_EXTRACTED RECORDS_
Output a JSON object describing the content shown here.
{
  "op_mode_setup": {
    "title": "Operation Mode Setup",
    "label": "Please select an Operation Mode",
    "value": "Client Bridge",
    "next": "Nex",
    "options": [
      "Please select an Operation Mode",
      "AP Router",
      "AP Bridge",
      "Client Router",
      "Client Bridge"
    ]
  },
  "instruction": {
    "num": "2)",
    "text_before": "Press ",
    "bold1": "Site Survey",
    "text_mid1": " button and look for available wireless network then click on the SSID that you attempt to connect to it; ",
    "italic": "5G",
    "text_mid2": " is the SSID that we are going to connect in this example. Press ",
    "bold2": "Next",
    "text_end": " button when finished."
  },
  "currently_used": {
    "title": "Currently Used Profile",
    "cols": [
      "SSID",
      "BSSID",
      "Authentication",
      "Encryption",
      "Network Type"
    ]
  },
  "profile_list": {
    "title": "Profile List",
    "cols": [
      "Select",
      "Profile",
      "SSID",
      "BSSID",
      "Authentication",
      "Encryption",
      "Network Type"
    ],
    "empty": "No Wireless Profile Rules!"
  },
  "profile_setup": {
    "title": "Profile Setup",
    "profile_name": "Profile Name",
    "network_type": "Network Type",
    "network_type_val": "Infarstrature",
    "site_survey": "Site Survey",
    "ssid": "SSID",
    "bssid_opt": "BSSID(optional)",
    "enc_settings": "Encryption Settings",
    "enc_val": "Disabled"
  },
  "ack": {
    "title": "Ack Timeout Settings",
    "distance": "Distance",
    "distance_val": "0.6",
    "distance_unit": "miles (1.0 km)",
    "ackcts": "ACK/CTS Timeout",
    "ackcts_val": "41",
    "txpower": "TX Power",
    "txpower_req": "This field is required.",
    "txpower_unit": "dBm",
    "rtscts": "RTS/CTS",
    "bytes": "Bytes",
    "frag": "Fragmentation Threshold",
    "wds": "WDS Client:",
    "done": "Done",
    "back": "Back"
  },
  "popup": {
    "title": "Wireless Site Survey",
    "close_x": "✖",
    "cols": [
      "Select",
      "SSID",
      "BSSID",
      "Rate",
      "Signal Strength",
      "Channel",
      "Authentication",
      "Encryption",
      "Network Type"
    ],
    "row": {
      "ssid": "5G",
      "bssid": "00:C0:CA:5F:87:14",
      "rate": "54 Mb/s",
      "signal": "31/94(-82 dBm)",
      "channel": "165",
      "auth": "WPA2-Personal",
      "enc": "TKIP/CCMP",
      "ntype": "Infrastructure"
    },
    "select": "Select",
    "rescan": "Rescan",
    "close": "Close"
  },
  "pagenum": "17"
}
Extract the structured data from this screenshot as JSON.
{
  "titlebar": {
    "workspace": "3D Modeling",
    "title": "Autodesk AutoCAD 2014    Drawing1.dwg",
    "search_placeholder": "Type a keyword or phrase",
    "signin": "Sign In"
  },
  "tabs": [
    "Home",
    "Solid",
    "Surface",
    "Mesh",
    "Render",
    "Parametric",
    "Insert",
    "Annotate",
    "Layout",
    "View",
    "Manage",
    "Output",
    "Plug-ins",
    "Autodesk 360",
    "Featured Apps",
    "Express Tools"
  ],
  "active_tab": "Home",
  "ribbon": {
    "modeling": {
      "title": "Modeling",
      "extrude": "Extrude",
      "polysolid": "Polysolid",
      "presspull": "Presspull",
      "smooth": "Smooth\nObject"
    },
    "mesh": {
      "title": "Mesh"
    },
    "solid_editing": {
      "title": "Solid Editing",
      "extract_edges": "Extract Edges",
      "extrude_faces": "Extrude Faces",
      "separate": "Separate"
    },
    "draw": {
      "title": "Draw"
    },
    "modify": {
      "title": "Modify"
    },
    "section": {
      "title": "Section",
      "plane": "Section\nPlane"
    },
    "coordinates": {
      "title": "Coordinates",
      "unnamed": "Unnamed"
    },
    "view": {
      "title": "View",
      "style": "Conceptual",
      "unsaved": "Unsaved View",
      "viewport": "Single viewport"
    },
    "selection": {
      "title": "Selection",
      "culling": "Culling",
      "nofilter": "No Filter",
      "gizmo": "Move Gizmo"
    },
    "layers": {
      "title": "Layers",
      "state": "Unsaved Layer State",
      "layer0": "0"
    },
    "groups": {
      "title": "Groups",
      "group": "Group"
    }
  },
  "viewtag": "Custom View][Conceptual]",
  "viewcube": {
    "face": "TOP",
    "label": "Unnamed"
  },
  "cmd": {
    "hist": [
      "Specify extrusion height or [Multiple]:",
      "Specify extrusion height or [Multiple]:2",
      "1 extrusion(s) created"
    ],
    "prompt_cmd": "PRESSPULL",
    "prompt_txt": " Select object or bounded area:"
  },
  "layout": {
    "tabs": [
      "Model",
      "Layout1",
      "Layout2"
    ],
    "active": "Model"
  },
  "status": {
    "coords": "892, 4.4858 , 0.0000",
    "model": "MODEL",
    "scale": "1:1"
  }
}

_OBJECTIVE_
Search the lines for "Specify". Copy each line that has it.

_ANSWER TO THIS TASK_
      "Specify extrusion height or [Multiple]:",
      "Specify extrusion height or [Multiple]:2",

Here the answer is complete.